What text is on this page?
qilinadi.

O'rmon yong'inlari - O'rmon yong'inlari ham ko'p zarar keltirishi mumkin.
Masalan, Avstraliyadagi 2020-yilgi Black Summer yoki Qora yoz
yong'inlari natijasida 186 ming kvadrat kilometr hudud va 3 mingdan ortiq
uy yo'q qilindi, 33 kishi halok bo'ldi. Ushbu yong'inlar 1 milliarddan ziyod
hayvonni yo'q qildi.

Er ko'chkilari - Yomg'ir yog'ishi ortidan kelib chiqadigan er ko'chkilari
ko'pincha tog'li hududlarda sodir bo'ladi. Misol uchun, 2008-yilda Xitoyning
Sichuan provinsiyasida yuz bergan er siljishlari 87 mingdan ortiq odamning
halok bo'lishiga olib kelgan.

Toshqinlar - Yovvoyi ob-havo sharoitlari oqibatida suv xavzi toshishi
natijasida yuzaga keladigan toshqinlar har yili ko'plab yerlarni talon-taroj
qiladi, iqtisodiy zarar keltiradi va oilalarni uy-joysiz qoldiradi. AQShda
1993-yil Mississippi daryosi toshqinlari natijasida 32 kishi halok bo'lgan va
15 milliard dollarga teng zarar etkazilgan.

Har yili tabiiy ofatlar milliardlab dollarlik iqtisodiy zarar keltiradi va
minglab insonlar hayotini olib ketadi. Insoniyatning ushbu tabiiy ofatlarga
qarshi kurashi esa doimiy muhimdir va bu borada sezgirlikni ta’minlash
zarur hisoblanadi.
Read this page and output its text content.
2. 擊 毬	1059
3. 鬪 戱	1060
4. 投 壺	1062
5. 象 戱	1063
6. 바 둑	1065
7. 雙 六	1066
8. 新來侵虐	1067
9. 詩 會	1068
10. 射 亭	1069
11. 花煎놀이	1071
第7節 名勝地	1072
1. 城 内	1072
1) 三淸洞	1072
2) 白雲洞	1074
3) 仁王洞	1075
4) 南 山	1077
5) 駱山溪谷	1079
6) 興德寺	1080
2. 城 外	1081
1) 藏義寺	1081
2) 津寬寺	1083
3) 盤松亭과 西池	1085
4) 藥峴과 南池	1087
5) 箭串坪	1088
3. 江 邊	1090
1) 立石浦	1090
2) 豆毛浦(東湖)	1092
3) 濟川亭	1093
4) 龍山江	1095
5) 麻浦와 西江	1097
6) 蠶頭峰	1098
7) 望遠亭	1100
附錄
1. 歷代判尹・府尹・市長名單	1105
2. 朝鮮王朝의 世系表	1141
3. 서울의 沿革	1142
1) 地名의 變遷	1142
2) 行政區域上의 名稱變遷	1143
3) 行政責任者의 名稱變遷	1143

Task details -
Copy out each line of the records that holds the string "yili".

Expected answer -
natijasida yuzaga keladigan toshqinlar har yili ko'plab yerlarni talon-taroj
Har yili tabiiy ofatlar milliardlab dollarlik iqtisodiy zarar keltiradi va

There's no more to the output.